» Exercise
Copy out each line below that has the word "General" in it.

» Material to process
--- START ---

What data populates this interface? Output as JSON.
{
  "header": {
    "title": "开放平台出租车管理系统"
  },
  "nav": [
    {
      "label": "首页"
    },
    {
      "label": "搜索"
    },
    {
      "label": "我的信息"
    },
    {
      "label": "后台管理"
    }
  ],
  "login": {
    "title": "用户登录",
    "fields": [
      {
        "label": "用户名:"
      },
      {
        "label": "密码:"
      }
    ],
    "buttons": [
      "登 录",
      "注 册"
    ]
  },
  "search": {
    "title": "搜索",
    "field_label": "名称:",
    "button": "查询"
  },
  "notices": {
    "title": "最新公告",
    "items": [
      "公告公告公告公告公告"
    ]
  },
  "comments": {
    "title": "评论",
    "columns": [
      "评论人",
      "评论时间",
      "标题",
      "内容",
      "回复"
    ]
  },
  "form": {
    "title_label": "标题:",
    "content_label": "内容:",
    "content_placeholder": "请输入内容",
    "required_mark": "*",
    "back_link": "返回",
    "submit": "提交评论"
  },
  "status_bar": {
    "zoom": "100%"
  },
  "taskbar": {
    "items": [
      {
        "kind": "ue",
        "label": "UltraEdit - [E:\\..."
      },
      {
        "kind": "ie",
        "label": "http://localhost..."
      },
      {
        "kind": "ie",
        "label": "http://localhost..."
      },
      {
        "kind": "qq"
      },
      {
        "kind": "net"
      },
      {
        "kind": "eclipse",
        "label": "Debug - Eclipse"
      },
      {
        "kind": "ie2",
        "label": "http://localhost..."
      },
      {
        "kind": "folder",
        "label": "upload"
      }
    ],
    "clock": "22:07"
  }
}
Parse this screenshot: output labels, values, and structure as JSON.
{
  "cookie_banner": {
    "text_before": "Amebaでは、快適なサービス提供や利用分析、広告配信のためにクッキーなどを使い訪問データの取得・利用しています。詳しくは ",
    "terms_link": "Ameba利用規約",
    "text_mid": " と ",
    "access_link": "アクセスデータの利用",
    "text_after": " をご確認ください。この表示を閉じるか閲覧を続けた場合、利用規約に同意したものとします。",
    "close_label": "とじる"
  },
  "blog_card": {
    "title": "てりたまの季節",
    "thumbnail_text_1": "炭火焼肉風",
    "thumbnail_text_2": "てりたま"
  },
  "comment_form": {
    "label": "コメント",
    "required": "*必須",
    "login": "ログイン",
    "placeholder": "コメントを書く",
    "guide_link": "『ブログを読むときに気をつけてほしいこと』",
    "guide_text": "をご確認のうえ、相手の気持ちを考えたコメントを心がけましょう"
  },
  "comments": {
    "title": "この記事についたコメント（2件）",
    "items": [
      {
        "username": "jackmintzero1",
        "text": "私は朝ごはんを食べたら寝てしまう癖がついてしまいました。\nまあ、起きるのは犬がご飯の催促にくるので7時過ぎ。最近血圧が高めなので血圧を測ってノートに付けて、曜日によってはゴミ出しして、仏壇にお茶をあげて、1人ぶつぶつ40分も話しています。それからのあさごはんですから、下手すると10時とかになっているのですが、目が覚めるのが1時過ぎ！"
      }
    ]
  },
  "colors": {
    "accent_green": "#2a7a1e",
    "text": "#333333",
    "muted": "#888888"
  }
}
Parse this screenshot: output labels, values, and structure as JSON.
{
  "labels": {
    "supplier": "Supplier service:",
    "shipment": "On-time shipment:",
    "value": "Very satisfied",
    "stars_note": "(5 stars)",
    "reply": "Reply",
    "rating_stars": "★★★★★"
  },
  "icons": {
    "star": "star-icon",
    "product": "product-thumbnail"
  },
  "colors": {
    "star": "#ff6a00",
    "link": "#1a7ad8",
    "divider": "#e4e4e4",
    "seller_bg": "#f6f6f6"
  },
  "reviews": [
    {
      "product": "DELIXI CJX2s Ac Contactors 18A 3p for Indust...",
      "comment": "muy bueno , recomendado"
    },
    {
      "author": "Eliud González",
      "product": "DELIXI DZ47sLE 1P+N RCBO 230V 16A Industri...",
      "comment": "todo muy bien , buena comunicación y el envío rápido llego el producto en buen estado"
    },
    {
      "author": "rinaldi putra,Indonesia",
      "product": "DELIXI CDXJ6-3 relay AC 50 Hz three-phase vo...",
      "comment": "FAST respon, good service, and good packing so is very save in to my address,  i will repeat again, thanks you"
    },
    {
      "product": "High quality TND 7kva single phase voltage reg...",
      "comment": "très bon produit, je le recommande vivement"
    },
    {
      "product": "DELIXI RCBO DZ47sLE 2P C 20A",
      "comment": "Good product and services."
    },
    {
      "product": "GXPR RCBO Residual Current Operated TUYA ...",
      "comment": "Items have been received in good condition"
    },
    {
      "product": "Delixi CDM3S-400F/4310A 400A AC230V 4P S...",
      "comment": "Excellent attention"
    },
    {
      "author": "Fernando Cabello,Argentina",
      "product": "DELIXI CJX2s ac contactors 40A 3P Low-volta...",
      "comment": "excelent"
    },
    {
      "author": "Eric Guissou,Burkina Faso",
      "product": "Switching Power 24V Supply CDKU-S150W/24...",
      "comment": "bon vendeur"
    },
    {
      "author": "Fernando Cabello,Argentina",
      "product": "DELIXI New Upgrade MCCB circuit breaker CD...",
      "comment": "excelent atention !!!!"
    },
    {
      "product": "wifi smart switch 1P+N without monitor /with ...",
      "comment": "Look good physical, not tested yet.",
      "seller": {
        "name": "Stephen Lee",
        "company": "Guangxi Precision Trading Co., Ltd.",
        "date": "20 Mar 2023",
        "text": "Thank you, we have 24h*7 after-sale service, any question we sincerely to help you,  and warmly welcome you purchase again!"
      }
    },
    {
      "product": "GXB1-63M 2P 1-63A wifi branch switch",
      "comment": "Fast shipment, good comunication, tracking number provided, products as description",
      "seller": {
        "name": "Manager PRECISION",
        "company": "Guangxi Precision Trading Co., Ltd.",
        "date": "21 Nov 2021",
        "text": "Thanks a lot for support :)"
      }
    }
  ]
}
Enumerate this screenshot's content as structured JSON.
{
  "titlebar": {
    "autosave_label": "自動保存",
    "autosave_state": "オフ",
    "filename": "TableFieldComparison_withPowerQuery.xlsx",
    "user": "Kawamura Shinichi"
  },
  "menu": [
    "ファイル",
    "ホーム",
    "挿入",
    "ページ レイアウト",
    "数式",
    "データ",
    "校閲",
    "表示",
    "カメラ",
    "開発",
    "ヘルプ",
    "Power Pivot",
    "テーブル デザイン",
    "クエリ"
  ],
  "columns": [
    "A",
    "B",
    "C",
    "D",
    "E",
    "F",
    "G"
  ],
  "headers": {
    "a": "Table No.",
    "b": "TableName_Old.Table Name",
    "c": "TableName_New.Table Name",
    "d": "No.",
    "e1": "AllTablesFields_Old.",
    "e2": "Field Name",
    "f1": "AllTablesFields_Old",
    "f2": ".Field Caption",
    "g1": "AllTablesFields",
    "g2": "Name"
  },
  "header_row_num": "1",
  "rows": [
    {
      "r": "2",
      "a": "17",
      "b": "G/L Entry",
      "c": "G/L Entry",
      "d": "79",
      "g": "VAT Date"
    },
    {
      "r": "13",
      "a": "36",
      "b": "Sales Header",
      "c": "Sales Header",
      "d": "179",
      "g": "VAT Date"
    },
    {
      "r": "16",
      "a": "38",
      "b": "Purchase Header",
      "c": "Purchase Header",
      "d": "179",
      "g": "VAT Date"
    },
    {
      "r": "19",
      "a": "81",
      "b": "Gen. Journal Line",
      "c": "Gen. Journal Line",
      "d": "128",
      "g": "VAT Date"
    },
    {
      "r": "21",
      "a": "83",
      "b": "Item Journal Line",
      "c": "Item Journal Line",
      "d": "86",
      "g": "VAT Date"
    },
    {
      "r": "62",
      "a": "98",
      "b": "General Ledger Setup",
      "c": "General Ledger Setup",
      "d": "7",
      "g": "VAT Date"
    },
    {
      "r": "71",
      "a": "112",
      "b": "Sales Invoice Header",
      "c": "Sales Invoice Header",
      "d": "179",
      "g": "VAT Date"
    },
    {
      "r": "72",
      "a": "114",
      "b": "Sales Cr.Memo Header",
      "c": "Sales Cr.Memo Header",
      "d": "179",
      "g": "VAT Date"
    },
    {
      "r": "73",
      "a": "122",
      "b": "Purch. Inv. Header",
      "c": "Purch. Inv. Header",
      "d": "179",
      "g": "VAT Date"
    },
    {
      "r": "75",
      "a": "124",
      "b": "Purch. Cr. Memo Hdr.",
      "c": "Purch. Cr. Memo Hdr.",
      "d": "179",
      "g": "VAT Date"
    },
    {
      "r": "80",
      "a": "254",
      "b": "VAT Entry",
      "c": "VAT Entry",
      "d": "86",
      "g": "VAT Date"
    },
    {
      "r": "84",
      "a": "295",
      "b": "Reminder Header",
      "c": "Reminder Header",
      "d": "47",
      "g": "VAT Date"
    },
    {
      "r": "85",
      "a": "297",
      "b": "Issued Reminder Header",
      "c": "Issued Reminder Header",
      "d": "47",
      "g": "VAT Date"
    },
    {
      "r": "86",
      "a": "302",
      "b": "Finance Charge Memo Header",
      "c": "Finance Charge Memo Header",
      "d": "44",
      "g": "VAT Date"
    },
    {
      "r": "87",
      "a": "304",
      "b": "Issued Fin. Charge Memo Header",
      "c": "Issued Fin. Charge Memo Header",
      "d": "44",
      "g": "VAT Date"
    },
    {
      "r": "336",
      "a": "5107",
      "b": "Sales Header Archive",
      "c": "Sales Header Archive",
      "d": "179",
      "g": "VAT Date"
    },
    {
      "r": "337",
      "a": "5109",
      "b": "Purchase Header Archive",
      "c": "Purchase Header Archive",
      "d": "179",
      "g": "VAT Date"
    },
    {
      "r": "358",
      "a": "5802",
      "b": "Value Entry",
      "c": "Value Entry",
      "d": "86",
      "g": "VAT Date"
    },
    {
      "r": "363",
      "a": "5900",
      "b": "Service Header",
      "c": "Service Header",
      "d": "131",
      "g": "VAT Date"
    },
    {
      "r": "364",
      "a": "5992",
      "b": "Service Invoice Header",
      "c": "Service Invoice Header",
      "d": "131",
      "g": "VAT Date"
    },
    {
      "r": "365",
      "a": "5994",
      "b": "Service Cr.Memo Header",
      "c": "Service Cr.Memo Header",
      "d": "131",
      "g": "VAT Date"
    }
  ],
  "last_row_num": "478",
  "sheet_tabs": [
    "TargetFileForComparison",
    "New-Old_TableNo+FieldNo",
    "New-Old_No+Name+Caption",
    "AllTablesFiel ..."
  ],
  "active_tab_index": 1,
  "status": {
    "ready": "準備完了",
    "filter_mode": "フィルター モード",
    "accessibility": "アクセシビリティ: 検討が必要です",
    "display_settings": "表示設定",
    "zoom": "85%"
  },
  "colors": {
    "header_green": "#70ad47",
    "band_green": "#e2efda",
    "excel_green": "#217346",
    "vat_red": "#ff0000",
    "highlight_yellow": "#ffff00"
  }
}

--- END ---

» Answer in full
      "b": "General Ledger Setup",
      "c": "General Ledger Setup",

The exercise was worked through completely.